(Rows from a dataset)
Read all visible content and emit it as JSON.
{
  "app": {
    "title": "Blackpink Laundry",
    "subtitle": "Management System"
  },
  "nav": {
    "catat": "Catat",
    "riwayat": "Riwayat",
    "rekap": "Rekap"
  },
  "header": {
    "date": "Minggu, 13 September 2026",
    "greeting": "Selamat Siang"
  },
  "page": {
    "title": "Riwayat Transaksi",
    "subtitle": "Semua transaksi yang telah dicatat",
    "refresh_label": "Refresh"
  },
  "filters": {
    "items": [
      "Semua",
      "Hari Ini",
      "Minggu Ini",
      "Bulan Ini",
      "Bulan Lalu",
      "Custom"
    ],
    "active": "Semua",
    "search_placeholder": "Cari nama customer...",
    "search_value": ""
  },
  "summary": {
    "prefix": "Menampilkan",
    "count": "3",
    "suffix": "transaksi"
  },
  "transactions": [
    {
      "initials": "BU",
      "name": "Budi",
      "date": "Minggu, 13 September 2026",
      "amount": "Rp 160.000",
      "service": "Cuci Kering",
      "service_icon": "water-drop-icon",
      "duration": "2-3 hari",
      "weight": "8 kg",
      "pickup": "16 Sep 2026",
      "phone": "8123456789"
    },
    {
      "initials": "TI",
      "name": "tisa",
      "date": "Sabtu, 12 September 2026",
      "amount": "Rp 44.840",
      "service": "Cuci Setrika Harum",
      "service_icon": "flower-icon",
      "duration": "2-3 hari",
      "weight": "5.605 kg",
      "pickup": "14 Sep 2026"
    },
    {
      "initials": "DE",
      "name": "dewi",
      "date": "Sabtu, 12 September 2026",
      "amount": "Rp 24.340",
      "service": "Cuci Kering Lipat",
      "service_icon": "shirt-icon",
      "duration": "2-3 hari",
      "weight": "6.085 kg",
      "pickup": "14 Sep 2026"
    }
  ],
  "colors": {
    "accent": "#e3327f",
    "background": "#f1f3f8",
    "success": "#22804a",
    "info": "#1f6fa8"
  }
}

- EXERCISE -
Output each record exactly, leaving nothing out.

- ANSWER -
Read all visible content and emit it as JSON.
{
  "app": {
    "title": "Blackpink Laundry",
    "subtitle": "Management System"
  },
  "nav": {
    "catat": "Catat",
    "riwayat": "Riwayat",
    "rekap": "Rekap"
  },
  "header": {
    "date": "Minggu, 13 September 2026",
    "greeting": "Selamat Siang"
  },
  "page": {
    "title": "Riwayat Transaksi",
    "subtitle": "Semua transaksi yang telah dicatat",
    "refresh_label": "Refresh"
  },
  "filters": {
    "items": [
      "Semua",
      "Hari Ini",
      "Minggu Ini",
      "Bulan Ini",
      "Bulan Lalu",
      "Custom"
    ],
    "active": "Semua",
    "search_placeholder": "Cari nama customer...",
    "search_value": ""
  },
  "summary": {
    "prefix": "Menampilkan",
    "count": "3",
    "suffix": "transaksi"
  },
  "transactions": [
    {
      "initials": "BU",
      "name": "Budi",
      "date": "Minggu, 13 September 2026",
      "amount": "Rp 160.000",
      "service": "Cuci Kering",
      "service_icon": "water-drop-icon",
      "duration": "2-3 hari",
      "weight": "8 kg",
      "pickup": "16 Sep 2026",
      "phone": "8123456789"
    },
    {
      "initials": "TI",
      "name": "tisa",
      "date": "Sabtu, 12 September 2026",
      "amount": "Rp 44.840",
      "service": "Cuci Setrika Harum",
      "service_icon": "flower-icon",
      "duration": "2-3 hari",
      "weight": "5.605 kg",
      "pickup": "14 Sep 2026"
    },
    {
      "initials": "DE",
      "name": "dewi",
      "date": "Sabtu, 12 September 2026",
      "amount": "Rp 24.340",
      "service": "Cuci Kering Lipat",
      "service_icon": "shirt-icon",
      "duration": "2-3 hari",
      "weight": "6.085 kg",
      "pickup": "14 Sep 2026"
    }
  ],
  "colors": {
    "accent": "#e3327f",
    "background": "#f1f3f8",
    "success": "#22804a",
    "info": "#1f6fa8"
  }
}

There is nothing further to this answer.